TEXT UNDER STUDY =>
#####

It’s really frustrating to see so much governance talent at law conferences but very little within EA working on Longtermist issues. I think it’s a mixture of a lack of outreach in those industries and the fact EA’s reputation has taken a couple of dings in the public media lately. People in those industries are very sensitive to PR risk, understandably.
I’ve been seriously considering writing a longtermist book for the legal and governance sector lately, just to get the conversation on the table, but it’s something one can’t rush into.
Thanks for pointing out that post to be. It’s a great read :) Appreciate it!
Are you talking about things like recidivism scores? If so, it’s a bit of a stretch to describe logistic regression as AI.

#####

PROVIDED MATERIAL =>
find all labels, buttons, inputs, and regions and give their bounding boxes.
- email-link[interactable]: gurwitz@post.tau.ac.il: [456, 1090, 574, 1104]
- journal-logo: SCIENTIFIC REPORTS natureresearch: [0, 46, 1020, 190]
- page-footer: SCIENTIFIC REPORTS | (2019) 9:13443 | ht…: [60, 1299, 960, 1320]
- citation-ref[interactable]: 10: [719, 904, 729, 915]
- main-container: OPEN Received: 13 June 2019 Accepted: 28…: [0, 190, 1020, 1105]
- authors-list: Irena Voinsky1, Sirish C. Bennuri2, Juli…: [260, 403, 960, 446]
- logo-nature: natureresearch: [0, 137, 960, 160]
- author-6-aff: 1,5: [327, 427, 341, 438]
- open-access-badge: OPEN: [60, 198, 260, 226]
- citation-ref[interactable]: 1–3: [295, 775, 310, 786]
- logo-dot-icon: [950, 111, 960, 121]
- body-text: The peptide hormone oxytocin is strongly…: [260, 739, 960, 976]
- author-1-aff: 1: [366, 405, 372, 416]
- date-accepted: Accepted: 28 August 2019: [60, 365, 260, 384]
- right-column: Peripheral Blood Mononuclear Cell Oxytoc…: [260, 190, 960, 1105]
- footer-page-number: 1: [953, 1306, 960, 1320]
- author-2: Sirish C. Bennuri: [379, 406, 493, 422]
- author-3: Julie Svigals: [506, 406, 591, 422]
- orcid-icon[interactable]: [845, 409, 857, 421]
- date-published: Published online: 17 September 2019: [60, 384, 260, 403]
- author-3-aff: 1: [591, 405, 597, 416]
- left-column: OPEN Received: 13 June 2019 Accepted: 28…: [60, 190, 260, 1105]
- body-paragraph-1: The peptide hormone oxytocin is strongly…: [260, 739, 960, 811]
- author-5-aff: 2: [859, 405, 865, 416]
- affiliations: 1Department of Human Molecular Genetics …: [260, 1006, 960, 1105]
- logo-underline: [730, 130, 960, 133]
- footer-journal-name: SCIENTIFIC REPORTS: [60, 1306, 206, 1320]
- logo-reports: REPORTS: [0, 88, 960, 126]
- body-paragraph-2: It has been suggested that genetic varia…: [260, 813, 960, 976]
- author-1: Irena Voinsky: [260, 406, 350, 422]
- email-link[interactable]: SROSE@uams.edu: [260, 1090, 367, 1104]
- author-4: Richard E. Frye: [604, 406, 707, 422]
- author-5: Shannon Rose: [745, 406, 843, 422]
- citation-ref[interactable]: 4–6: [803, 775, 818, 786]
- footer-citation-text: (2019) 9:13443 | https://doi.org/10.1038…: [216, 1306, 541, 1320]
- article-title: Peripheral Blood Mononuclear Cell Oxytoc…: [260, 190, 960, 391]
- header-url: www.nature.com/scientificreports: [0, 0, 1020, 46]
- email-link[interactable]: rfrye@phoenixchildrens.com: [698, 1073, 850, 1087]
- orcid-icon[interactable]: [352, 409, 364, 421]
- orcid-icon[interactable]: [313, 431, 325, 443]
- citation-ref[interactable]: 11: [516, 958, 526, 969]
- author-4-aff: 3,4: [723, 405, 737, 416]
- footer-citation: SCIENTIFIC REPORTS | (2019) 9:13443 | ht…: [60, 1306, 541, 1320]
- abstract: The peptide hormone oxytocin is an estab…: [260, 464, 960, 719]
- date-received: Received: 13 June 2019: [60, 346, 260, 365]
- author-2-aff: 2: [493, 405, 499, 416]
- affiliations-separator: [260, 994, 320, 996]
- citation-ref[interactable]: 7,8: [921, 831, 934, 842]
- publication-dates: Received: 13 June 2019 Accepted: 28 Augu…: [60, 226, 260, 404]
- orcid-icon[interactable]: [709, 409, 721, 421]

#####

TASK TO CARRY OUT =>
Transcribe the comment about longtermist governance from "It’s really frustrating" to "regression as AI.". Nothing in the listing matters for this.

YOUR RESPONSE =>
It’s really frustrating to see so much governance talent at law conferences but very little within EA working on Longtermist issues. I think it’s a mixture of a lack of outreach in those industries and the fact EA’s reputation has taken a couple of dings in the public media lately. People in those industries are very sensitive to PR risk, understandably.
I’ve been seriously considering writing a longtermist book for the legal and governance sector lately, just to get the conversation on the table, but it’s something one can’t rush into.
Thanks for pointing out that post to be. It’s a great read :) Appreciate it!
Are you talking about things like recidivism scores? If so, it’s a bit of a stretch to describe logistic regression as AI.